▶ _What needs to be done_: Quote the full listing word for word.

· · · · · · ·

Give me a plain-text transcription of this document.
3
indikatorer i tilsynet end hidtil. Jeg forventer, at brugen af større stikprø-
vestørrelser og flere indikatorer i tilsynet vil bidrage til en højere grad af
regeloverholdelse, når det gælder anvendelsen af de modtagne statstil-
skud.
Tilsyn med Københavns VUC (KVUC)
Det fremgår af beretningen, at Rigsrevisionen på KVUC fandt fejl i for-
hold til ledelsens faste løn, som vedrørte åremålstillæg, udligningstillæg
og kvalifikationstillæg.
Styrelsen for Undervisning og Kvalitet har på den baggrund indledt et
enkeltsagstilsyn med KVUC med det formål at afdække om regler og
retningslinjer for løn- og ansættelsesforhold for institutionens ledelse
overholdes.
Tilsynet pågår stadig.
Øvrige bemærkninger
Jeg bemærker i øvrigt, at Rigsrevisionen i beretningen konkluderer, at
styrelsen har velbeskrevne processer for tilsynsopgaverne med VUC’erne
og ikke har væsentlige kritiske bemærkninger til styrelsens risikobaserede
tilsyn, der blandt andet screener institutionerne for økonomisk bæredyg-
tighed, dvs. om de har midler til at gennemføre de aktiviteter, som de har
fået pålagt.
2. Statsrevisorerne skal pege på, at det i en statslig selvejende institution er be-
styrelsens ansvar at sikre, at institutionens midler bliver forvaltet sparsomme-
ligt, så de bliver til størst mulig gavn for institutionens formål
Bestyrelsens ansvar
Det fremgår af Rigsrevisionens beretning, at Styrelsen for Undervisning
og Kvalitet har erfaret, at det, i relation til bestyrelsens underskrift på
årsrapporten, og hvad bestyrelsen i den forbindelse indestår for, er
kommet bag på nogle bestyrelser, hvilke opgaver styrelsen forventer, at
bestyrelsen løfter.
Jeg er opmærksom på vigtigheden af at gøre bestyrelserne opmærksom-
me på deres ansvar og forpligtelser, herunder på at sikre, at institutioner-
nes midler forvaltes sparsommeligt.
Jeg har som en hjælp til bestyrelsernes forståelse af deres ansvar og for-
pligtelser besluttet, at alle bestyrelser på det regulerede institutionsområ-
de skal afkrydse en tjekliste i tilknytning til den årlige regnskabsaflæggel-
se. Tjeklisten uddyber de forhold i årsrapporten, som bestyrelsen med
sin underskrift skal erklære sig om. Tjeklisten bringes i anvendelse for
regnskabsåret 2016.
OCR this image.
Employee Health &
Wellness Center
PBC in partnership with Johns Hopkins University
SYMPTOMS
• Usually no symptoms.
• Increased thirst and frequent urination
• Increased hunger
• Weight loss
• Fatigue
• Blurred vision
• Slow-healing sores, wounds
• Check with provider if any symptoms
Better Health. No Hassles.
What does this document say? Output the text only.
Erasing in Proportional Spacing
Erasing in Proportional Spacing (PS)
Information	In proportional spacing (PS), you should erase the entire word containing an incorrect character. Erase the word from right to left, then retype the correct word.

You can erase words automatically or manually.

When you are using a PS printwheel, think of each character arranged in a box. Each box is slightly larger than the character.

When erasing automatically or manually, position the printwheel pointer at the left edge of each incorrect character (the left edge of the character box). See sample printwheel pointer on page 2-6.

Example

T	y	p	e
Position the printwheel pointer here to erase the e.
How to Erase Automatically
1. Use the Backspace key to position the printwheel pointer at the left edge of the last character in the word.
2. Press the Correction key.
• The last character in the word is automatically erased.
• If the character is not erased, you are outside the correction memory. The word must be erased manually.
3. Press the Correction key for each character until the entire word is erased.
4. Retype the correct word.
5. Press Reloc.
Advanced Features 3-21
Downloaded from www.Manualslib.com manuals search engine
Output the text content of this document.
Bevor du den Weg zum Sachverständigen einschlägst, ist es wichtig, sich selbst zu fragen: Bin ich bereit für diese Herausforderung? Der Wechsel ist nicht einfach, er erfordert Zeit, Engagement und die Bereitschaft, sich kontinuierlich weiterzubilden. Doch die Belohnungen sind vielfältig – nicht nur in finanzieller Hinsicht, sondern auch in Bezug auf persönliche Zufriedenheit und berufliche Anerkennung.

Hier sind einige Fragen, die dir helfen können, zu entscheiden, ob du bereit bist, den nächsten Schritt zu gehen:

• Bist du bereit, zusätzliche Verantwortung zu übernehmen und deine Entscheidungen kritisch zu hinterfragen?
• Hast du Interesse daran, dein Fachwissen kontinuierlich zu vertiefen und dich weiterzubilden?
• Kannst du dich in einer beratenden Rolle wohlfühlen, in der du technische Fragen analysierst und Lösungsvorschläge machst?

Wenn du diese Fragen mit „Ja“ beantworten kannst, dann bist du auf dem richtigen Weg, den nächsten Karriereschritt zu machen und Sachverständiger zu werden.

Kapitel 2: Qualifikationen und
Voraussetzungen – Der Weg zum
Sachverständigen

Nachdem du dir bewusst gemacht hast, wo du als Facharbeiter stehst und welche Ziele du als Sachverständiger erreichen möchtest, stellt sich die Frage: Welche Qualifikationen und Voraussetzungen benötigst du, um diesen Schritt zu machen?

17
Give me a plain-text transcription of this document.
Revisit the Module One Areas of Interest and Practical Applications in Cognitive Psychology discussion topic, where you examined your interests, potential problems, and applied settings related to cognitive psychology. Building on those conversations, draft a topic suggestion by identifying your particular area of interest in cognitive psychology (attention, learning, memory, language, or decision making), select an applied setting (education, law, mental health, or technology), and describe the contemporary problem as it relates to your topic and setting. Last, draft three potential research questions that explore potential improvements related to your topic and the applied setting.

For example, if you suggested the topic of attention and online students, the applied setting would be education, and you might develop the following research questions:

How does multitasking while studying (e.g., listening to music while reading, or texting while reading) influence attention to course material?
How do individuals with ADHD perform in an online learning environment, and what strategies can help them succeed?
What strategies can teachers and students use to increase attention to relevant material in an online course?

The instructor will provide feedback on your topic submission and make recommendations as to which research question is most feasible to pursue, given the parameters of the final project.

· · · · · · ·

▶ _Written reply_:
Give me a plain-text transcription of this document.
3
indikatorer i tilsynet end hidtil. Jeg forventer, at brugen af større stikprø-
vestørrelser og flere indikatorer i tilsynet vil bidrage til en højere grad af
regeloverholdelse, når det gælder anvendelsen af de modtagne statstil-
skud.
Tilsyn med Københavns VUC (KVUC)
Det fremgår af beretningen, at Rigsrevisionen på KVUC fandt fejl i for-
hold til ledelsens faste løn, som vedrørte åremålstillæg, udligningstillæg
og kvalifikationstillæg.
Styrelsen for Undervisning og Kvalitet har på den baggrund indledt et
enkeltsagstilsyn med KVUC med det formål at afdække om regler og
retningslinjer for løn- og ansættelsesforhold for institutionens ledelse
overholdes.
Tilsynet pågår stadig.
Øvrige bemærkninger
Jeg bemærker i øvrigt, at Rigsrevisionen i beretningen konkluderer, at
styrelsen har velbeskrevne processer for tilsynsopgaverne med VUC’erne
og ikke har væsentlige kritiske bemærkninger til styrelsens risikobaserede
tilsyn, der blandt andet screener institutionerne for økonomisk bæredyg-
tighed, dvs. om de har midler til at gennemføre de aktiviteter, som de har
fået pålagt.
2. Statsrevisorerne skal pege på, at det i en statslig selvejende institution er be-
styrelsens ansvar at sikre, at institutionens midler bliver forvaltet sparsomme-
ligt, så de bliver til størst mulig gavn for institutionens formål
Bestyrelsens ansvar
Det fremgår af Rigsrevisionens beretning, at Styrelsen for Undervisning
og Kvalitet har erfaret, at det, i relation til bestyrelsens underskrift på
årsrapporten, og hvad bestyrelsen i den forbindelse indestår for, er
kommet bag på nogle bestyrelser, hvilke opgaver styrelsen forventer, at
bestyrelsen løfter.
Jeg er opmærksom på vigtigheden af at gøre bestyrelserne opmærksom-
me på deres ansvar og forpligtelser, herunder på at sikre, at institutioner-
nes midler forvaltes sparsommeligt.
Jeg har som en hjælp til bestyrelsernes forståelse af deres ansvar og for-
pligtelser besluttet, at alle bestyrelser på det regulerede institutionsområ-
de skal afkrydse en tjekliste i tilknytning til den årlige regnskabsaflæggel-
se. Tjeklisten uddyber de forhold i årsrapporten, som bestyrelsen med
sin underskrift skal erklære sig om. Tjeklisten bringes i anvendelse for
regnskabsåret 2016.
OCR this image.
Employee Health &
Wellness Center
PBC in partnership with Johns Hopkins University
SYMPTOMS
• Usually no symptoms.
• Increased thirst and frequent urination
• Increased hunger
• Weight loss
• Fatigue
• Blurred vision
• Slow-healing sores, wounds
• Check with provider if any symptoms
Better Health. No Hassles.
What does this document say? Output the text only.
Erasing in Proportional Spacing
Erasing in Proportional Spacing (PS)
Information	In proportional spacing (PS), you should erase the entire word containing an incorrect character. Erase the word from right to left, then retype the correct word.

You can erase words automatically or manually.

When you are using a PS printwheel, think of each character arranged in a box. Each box is slightly larger than the character.

When erasing automatically or manually, position the printwheel pointer at the left edge of each incorrect character (the left edge of the character box). See sample printwheel pointer on page 2-6.

Example

T	y	p	e
Position the printwheel pointer here to erase the e.
How to Erase Automatically
1. Use the Backspace key to position the printwheel pointer at the left edge of the last character in the word.
2. Press the Correction key.
• The last character in the word is automatically erased.
• If the character is not erased, you are outside the correction memory. The word must be erased manually.
3. Press the Correction key for each character until the entire word is erased.
4. Retype the correct word.
5. Press Reloc.
Advanced Features 3-21
Downloaded from www.Manualslib.com manuals search engine
Output the text content of this document.
Bevor du den Weg zum Sachverständigen einschlägst, ist es wichtig, sich selbst zu fragen: Bin ich bereit für diese Herausforderung? Der Wechsel ist nicht einfach, er erfordert Zeit, Engagement und die Bereitschaft, sich kontinuierlich weiterzubilden. Doch die Belohnungen sind vielfältig – nicht nur in finanzieller Hinsicht, sondern auch in Bezug auf persönliche Zufriedenheit und berufliche Anerkennung.

Hier sind einige Fragen, die dir helfen können, zu entscheiden, ob du bereit bist, den nächsten Schritt zu gehen:

• Bist du bereit, zusätzliche Verantwortung zu übernehmen und deine Entscheidungen kritisch zu hinterfragen?
• Hast du Interesse daran, dein Fachwissen kontinuierlich zu vertiefen und dich weiterzubilden?
• Kannst du dich in einer beratenden Rolle wohlfühlen, in der du technische Fragen analysierst und Lösungsvorschläge machst?

Wenn du diese Fragen mit „Ja“ beantworten kannst, dann bist du auf dem richtigen Weg, den nächsten Karriereschritt zu machen und Sachverständiger zu werden.

Kapitel 2: Qualifikationen und
Voraussetzungen – Der Weg zum
Sachverständigen

Nachdem du dir bewusst gemacht hast, wo du als Facharbeiter stehst und welche Ziele du als Sachverständiger erreichen möchtest, stellt sich die Frage: Welche Qualifikationen und Voraussetzungen benötigst du, um diesen Schritt zu machen?

17
Give me a plain-text transcription of this document.
Revisit the Module One Areas of Interest and Practical Applications in Cognitive Psychology discussion topic, where you examined your interests, potential problems, and applied settings related to cognitive psychology. Building on those conversations, draft a topic suggestion by identifying your particular area of interest in cognitive psychology (attention, learning, memory, language, or decision making), select an applied setting (education, law, mental health, or technology), and describe the contemporary problem as it relates to your topic and setting. Last, draft three potential research questions that explore potential improvements related to your topic and the applied setting.

For example, if you suggested the topic of attention and online students, the applied setting would be education, and you might develop the following research questions:

How does multitasking while studying (e.g., listening to music while reading, or texting while reading) influence attention to course material?
How do individuals with ADHD perform in an online learning environment, and what strategies can help them succeed?
What strategies can teachers and students use to increase attention to relevant material in an online course?

The instructor will provide feedback on your topic submission and make recommendations as to which research question is most feasible to pursue, given the parameters of the final project.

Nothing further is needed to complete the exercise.